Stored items

--*--

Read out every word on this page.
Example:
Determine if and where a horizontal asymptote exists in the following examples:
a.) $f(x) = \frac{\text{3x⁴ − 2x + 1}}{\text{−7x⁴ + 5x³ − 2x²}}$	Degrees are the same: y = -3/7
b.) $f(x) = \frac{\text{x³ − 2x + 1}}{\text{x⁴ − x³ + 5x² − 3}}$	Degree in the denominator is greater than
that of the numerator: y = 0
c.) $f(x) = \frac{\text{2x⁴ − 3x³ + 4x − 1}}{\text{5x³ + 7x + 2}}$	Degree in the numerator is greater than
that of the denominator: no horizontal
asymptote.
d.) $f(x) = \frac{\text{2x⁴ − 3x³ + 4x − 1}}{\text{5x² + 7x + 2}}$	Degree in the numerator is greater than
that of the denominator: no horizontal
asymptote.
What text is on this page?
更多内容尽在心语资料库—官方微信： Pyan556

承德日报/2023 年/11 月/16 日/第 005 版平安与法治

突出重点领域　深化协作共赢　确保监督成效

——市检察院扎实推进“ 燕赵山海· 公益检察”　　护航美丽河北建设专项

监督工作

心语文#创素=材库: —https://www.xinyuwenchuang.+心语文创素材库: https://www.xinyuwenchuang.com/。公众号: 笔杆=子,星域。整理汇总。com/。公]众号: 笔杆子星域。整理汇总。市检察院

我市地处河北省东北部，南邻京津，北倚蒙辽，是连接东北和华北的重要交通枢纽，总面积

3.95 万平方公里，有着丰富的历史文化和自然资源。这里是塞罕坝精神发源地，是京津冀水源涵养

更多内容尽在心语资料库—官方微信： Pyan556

--*--

### WHAT IS NEEDED
Quote every entry exactly.

### OUTPUT FOR THIS TASK
Read out every word on this page.
Example:
Determine if and where a horizontal asymptote exists in the following examples:
a.) $f(x) = \frac{\text{3x⁴ − 2x + 1}}{\text{−7x⁴ + 5x³ − 2x²}}$	Degrees are the same: y = -3/7
b.) $f(x) = \frac{\text{x³ − 2x + 1}}{\text{x⁴ − x³ + 5x² − 3}}$	Degree in the denominator is greater than
that of the numerator: y = 0
c.) $f(x) = \frac{\text{2x⁴ − 3x³ + 4x − 1}}{\text{5x³ + 7x + 2}}$	Degree in the numerator is greater than
that of the denominator: no horizontal
asymptote.
d.) $f(x) = \frac{\text{2x⁴ − 3x³ + 4x − 1}}{\text{5x² + 7x + 2}}$	Degree in the numerator is greater than
that of the denominator: no horizontal
asymptote.
What text is on this page?
更多内容尽在心语资料库—官方微信： Pyan556

承德日报/2023 年/11 月/16 日/第 005 版平安与法治

突出重点领域　深化协作共赢　确保监督成效

——市检察院扎实推进“ 燕赵山海· 公益检察”　　护航美丽河北建设专项

监督工作

心语文#创素=材库: —https://www.xinyuwenchuang.+心语文创素材库: https://www.xinyuwenchuang.com/。公众号: 笔杆=子,星域。整理汇总。com/。公]众号: 笔杆子星域。整理汇总。市检察院

我市地处河北省东北部，南邻京津，北倚蒙辽，是连接东北和华北的重要交通枢纽，总面积

3.95 万平方公里，有着丰富的历史文化和自然资源。这里是塞罕坝精神发源地，是京津冀水源涵养

更多内容尽在心语资料库—官方微信： Pyan556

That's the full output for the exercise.